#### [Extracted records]
--- BEGIN ---

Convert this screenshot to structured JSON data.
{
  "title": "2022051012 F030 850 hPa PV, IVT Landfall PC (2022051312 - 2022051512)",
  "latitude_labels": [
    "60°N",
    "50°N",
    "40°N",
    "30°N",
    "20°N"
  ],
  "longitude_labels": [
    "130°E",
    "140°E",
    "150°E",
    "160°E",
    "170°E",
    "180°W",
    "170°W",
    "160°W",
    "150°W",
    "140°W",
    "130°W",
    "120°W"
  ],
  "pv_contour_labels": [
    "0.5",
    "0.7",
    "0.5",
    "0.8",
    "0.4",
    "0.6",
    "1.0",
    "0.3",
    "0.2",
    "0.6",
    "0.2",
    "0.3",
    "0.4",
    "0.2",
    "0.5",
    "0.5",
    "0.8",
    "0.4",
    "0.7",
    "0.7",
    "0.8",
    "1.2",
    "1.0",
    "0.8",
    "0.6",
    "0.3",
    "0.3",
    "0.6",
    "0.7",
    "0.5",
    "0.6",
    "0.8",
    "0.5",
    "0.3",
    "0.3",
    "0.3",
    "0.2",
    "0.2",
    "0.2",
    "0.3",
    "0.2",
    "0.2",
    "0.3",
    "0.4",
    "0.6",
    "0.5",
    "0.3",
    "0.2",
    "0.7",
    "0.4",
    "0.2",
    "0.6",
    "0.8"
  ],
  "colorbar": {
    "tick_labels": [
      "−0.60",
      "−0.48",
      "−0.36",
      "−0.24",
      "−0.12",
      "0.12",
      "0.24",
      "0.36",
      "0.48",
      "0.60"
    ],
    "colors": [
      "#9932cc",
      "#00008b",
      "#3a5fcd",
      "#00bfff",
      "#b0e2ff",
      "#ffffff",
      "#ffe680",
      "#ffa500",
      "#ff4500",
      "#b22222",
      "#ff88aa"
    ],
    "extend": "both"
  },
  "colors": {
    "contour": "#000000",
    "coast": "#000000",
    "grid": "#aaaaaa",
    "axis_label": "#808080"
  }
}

--- END ---

#### [Exercise aim]
Copy all the entries verbatim.

#### [Reply to the task]
Convert this screenshot to structured JSON data.
{
  "title": "2022051012 F030 850 hPa PV, IVT Landfall PC (2022051312 - 2022051512)",
  "latitude_labels": [
    "60°N",
    "50°N",
    "40°N",
    "30°N",
    "20°N"
  ],
  "longitude_labels": [
    "130°E",
    "140°E",
    "150°E",
    "160°E",
    "170°E",
    "180°W",
    "170°W",
    "160°W",
    "150°W",
    "140°W",
    "130°W",
    "120°W"
  ],
  "pv_contour_labels": [
    "0.5",
    "0.7",
    "0.5",
    "0.8",
    "0.4",
    "0.6",
    "1.0",
    "0.3",
    "0.2",
    "0.6",
    "0.2",
    "0.3",
    "0.4",
    "0.2",
    "0.5",
    "0.5",
    "0.8",
    "0.4",
    "0.7",
    "0.7",
    "0.8",
    "1.2",
    "1.0",
    "0.8",
    "0.6",
    "0.3",
    "0.3",
    "0.6",
    "0.7",
    "0.5",
    "0.6",
    "0.8",
    "0.5",
    "0.3",
    "0.3",
    "0.3",
    "0.2",
    "0.2",
    "0.2",
    "0.3",
    "0.2",
    "0.2",
    "0.3",
    "0.4",
    "0.6",
    "0.5",
    "0.3",
    "0.2",
    "0.7",
    "0.4",
    "0.2",
    "0.6",
    "0.8"
  ],
  "colorbar": {
    "tick_labels": [
      "−0.60",
      "−0.48",
      "−0.36",
      "−0.24",
      "−0.12",
      "0.12",
      "0.24",
      "0.36",
      "0.48",
      "0.60"
    ],
    "colors": [
      "#9932cc",
      "#00008b",
      "#3a5fcd",
      "#00bfff",
      "#b0e2ff",
      "#ffffff",
      "#ffe680",
      "#ffa500",
      "#ff4500",
      "#b22222",
      "#ff88aa"
    ],
    "extend": "both"
  },
  "colors": {
    "contour": "#000000",
    "coast": "#000000",
    "grid": "#aaaaaa",
    "axis_label": "#808080"
  }
}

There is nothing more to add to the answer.